-- BEGIN --

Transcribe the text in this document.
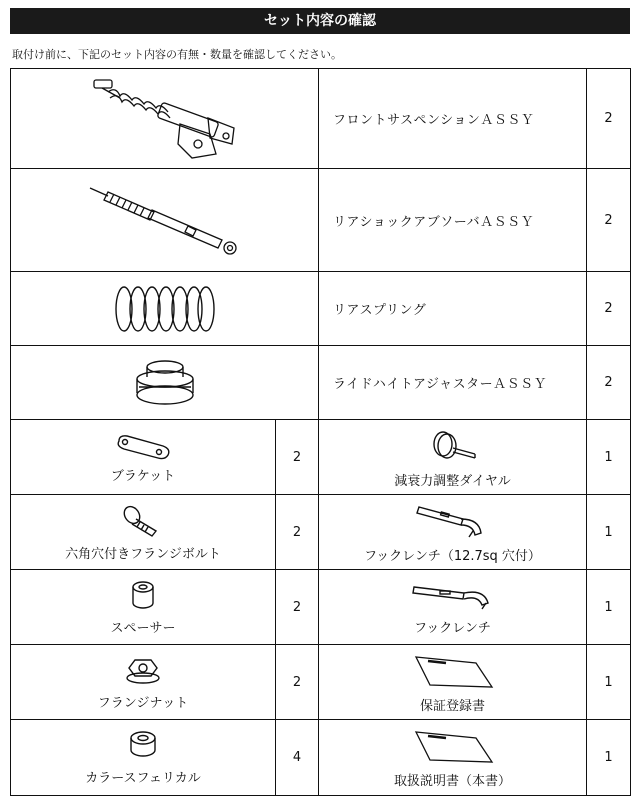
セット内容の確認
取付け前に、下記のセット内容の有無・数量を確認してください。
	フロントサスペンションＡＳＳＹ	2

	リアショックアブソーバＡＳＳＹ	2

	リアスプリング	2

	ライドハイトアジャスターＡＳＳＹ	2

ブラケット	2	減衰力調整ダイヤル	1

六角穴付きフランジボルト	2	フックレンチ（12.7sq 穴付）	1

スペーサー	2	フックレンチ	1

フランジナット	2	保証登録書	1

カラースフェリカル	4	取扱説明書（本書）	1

-- END --
-- BEGIN --

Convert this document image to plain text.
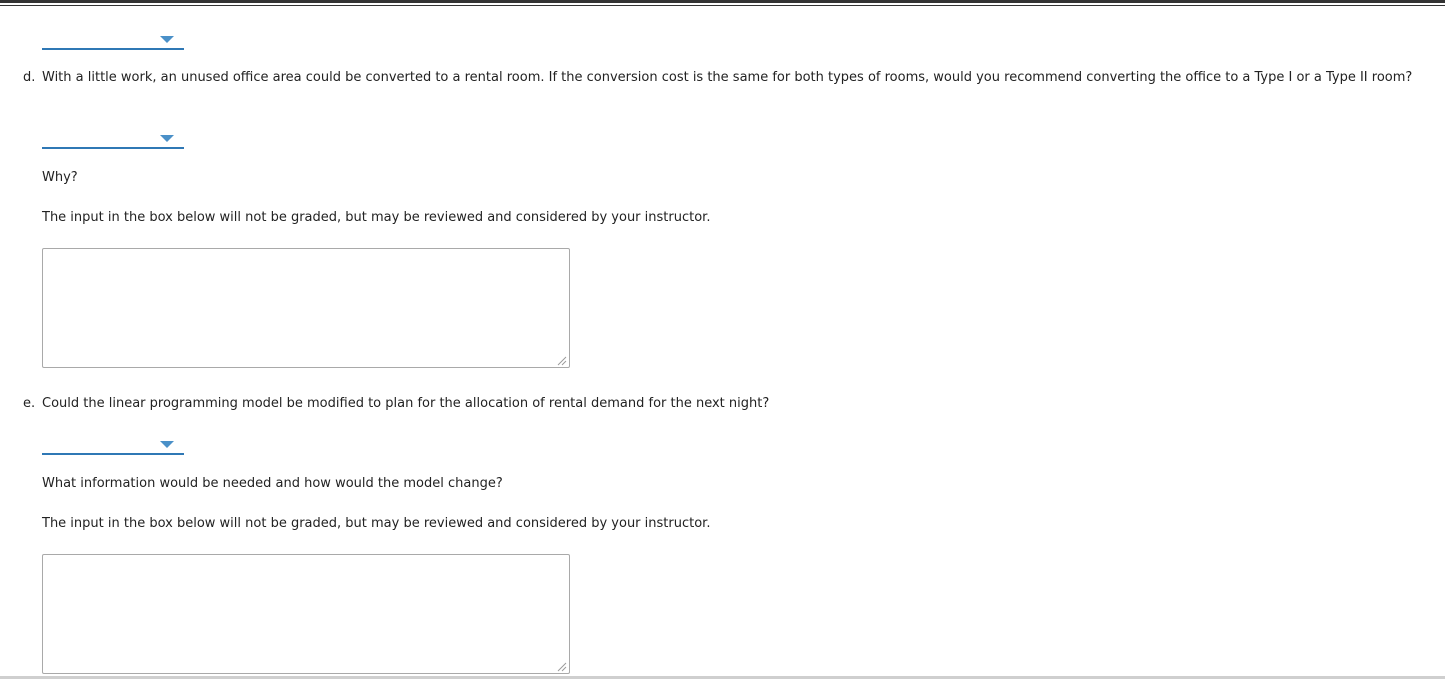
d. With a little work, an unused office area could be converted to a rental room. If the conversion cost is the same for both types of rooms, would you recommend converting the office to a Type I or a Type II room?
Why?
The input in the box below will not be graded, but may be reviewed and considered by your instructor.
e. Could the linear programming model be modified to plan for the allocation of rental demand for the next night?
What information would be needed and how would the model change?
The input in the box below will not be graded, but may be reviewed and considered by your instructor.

-- END --

= DIRECTIONS =
Using the data above, copy each line that contains "フックレンチ".

= COMPLETE ANSWER =
六角穴付きフランジボルト	2	フックレンチ（12.7sq 穴付）	1
スペーサー	2	フックレンチ	1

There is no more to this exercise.